(Raw records)
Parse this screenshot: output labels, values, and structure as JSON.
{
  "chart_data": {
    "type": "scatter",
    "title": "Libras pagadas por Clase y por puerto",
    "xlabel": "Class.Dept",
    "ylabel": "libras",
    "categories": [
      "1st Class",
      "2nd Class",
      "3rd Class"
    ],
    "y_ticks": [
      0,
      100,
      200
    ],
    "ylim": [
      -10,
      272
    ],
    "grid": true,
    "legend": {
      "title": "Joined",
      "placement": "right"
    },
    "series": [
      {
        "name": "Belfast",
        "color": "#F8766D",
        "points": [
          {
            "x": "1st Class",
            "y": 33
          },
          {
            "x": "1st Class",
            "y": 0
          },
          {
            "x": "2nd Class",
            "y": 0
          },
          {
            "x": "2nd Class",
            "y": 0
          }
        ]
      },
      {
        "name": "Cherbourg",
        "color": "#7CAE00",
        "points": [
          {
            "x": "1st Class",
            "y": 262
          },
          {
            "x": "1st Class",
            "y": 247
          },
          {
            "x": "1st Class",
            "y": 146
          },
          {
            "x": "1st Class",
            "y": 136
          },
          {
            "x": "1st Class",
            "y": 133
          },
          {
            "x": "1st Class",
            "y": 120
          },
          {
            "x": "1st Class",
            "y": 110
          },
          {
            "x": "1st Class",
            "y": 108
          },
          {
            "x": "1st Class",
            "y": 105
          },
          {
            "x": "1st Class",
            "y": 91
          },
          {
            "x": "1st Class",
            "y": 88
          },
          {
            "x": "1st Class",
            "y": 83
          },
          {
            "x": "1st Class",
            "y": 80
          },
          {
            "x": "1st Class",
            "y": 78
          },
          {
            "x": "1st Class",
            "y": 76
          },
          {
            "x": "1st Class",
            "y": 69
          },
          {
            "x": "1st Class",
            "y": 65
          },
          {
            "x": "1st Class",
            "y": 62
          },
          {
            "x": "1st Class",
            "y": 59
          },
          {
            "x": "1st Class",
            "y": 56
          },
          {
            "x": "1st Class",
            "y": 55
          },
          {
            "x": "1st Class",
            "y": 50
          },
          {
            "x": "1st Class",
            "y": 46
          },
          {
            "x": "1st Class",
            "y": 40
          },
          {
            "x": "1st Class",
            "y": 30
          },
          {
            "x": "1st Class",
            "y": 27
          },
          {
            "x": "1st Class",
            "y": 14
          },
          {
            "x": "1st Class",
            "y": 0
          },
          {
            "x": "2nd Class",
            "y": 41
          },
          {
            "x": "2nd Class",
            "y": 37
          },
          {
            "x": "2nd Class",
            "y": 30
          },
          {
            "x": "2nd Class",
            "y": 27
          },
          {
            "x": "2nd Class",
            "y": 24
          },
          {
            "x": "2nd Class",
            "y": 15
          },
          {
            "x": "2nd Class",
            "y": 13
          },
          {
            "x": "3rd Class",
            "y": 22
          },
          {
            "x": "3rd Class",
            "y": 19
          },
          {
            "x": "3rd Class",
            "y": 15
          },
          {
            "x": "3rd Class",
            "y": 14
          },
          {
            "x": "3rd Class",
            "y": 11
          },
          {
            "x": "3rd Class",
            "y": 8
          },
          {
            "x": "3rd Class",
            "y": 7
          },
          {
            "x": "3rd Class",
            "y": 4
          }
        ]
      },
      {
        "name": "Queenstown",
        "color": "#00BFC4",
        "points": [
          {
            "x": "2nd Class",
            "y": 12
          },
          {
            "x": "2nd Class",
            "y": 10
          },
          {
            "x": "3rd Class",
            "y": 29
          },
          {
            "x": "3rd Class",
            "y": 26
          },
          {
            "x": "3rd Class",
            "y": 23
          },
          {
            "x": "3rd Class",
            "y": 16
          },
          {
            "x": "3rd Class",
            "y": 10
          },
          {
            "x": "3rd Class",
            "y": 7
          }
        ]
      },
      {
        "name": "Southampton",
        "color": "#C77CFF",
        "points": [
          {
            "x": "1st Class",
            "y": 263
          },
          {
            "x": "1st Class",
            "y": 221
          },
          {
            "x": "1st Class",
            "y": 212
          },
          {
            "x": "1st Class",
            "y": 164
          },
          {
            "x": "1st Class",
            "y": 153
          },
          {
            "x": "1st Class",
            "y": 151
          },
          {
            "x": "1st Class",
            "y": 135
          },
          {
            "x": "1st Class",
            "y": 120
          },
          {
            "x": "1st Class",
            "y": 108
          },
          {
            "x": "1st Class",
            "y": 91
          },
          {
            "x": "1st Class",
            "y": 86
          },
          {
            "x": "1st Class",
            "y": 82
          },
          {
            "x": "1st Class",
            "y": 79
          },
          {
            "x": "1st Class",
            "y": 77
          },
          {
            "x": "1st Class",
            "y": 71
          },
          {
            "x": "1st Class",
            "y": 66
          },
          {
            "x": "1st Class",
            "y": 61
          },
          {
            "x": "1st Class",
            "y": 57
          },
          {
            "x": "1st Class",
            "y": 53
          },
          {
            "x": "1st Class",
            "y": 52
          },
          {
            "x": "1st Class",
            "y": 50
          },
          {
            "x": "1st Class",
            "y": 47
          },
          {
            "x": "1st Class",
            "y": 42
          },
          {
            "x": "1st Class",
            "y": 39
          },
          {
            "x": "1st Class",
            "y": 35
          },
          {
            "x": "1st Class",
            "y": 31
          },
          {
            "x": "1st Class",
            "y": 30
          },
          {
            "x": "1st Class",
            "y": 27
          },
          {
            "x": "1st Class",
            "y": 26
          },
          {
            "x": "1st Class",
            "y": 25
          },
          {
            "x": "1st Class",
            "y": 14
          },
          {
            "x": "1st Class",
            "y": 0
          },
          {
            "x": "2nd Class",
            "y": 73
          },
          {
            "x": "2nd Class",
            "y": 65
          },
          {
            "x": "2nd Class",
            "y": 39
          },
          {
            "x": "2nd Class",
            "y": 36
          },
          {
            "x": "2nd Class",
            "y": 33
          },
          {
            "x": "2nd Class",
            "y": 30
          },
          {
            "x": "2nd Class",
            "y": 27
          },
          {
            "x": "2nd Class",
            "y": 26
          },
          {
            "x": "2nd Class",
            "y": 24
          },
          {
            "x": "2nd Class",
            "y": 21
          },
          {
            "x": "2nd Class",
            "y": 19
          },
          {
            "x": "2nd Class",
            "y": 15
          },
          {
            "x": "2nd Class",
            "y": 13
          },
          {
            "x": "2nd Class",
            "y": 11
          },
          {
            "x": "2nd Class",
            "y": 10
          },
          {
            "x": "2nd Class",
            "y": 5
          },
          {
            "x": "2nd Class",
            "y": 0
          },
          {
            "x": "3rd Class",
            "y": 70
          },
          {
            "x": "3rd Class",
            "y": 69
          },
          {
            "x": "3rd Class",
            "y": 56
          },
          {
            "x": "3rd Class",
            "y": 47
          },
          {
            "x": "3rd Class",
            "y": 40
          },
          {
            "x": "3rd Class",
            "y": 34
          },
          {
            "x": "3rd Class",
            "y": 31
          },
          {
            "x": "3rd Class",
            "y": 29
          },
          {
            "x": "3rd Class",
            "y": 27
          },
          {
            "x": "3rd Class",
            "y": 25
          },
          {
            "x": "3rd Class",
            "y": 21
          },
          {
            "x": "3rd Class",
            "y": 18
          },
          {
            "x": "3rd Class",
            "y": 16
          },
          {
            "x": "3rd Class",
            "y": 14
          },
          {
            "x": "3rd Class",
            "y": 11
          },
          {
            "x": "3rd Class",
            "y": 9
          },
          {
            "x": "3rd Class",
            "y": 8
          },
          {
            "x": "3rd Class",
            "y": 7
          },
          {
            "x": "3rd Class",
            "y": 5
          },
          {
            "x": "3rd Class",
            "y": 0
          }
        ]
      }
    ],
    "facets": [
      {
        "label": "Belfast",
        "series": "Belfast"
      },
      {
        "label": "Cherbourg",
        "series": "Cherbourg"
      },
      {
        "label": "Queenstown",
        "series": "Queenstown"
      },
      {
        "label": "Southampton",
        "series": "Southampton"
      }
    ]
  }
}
==
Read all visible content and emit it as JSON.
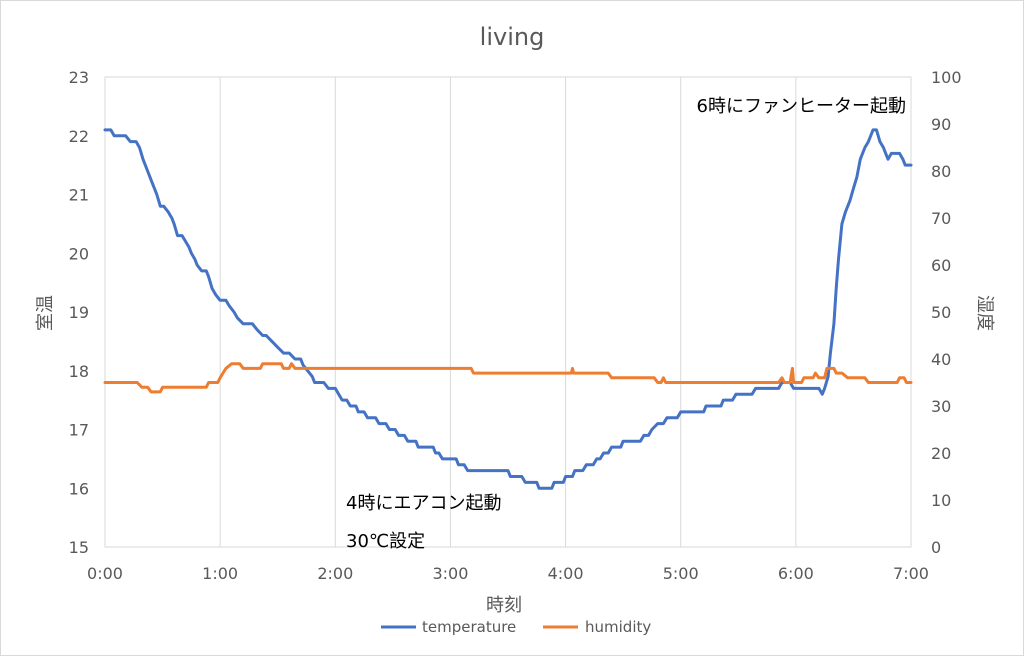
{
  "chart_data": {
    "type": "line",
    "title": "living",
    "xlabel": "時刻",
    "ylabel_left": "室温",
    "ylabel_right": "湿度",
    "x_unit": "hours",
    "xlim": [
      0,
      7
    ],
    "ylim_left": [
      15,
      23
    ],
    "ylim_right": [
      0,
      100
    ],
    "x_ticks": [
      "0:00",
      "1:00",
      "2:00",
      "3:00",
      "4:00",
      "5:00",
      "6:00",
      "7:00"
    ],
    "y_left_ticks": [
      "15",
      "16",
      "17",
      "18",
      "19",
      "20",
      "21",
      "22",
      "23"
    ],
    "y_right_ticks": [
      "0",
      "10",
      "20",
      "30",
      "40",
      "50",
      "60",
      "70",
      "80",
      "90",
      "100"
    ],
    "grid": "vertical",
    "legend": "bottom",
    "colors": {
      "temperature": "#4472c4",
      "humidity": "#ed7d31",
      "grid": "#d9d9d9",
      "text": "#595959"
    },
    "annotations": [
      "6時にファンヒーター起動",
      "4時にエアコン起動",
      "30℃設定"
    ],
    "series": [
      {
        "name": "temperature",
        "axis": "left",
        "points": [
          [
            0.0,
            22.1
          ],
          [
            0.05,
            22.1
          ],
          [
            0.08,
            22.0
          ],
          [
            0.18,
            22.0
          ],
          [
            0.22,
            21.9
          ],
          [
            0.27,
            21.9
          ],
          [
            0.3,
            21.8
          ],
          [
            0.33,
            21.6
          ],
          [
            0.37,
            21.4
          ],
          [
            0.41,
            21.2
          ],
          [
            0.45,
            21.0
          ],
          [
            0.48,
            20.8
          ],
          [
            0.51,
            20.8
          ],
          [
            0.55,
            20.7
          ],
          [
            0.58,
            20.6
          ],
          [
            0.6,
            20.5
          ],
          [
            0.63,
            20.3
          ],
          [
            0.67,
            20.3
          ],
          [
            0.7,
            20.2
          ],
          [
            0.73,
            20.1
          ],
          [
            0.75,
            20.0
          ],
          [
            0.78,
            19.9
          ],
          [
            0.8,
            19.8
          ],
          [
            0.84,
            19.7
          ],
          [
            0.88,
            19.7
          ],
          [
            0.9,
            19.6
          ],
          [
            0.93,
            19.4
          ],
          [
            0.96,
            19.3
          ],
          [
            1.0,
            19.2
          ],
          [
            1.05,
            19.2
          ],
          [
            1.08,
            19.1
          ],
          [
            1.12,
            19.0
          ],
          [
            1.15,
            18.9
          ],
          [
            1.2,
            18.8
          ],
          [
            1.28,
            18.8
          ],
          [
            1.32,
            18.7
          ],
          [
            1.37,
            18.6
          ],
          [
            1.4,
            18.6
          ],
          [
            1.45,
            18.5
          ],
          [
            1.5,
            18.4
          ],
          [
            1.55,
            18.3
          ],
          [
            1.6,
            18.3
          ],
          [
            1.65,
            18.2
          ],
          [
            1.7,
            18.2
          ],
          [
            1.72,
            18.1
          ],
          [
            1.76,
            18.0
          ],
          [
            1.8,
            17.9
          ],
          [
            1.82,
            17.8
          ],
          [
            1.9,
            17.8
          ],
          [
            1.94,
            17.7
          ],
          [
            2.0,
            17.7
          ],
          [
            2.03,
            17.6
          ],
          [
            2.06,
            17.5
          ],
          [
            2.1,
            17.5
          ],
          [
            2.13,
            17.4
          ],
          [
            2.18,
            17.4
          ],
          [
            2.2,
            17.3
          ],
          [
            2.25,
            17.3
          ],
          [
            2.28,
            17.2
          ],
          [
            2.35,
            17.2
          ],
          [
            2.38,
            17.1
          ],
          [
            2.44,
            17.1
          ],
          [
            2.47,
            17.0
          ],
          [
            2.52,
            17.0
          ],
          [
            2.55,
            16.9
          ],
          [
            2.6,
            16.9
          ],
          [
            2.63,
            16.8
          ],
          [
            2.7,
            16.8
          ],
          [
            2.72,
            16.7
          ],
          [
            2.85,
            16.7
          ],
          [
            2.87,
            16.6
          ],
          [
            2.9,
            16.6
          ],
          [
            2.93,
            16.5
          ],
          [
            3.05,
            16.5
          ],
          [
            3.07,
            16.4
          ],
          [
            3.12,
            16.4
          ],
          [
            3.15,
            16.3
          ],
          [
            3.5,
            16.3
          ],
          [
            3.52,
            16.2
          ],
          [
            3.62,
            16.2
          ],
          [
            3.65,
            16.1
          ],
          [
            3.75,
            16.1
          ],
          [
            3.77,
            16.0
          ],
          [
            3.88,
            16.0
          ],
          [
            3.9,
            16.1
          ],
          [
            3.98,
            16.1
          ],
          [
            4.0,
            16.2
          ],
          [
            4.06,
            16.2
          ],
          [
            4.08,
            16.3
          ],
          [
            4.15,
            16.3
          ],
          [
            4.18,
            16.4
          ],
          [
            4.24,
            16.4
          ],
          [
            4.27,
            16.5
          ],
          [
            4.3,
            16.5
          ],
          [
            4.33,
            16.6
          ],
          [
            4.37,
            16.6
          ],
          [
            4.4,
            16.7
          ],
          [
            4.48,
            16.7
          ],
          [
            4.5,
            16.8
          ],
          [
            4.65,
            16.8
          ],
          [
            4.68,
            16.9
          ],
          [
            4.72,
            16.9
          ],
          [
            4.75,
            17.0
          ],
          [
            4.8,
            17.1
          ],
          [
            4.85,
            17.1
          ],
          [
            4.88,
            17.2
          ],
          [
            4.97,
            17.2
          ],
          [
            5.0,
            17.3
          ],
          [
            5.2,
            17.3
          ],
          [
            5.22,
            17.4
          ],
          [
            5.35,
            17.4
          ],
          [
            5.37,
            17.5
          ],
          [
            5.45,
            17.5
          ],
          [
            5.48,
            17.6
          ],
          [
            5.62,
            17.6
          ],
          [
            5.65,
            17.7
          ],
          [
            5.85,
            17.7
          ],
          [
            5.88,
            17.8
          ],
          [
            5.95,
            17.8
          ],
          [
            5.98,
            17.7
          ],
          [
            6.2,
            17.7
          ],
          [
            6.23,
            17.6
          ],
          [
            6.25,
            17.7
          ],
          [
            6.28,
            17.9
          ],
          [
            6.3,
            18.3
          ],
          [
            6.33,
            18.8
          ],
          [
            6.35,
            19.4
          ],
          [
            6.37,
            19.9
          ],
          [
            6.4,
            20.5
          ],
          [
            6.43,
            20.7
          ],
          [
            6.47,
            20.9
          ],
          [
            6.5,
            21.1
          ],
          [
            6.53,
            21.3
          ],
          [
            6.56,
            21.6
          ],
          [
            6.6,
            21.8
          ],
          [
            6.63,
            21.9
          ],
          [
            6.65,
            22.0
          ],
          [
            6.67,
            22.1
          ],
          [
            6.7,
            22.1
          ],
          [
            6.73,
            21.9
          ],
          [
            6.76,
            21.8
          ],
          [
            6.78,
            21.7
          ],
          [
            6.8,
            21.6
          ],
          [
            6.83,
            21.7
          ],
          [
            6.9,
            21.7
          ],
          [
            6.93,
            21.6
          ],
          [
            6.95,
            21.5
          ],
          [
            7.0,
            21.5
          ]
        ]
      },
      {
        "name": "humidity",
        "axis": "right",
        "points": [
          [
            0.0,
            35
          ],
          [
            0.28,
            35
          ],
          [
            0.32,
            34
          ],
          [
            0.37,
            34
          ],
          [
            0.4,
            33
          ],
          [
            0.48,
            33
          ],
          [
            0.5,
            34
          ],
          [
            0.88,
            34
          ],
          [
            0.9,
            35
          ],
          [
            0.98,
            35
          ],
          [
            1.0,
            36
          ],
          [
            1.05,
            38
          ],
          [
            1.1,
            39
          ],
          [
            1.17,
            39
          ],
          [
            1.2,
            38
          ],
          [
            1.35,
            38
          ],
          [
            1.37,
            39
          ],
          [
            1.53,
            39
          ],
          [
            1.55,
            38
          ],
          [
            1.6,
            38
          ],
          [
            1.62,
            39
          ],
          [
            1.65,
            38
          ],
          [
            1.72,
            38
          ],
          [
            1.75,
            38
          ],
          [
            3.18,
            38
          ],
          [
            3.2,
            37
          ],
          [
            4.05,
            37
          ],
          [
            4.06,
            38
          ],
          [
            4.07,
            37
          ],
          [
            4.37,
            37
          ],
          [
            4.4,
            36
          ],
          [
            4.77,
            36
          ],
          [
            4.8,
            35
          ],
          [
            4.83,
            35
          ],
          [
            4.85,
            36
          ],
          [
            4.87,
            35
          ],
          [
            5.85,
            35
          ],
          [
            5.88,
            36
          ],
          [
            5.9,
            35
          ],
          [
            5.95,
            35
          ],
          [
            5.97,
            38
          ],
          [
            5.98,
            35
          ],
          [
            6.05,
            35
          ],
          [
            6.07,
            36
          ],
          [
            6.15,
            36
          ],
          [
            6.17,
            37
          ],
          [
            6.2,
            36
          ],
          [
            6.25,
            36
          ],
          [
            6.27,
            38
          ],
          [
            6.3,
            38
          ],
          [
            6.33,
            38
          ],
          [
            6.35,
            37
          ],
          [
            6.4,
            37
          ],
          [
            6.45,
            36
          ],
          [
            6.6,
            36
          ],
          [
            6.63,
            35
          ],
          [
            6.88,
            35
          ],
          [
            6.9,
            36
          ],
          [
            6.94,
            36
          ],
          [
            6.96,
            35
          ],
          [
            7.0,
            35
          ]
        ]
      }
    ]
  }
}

_TASK PROMPT_
Extract from the material all lines containing the string "Cherbourg".

_RESULT FOR THIS EXERCISE_
        "name": "Cherbourg",
        "label": "Cherbourg",
        "series": "Cherbourg"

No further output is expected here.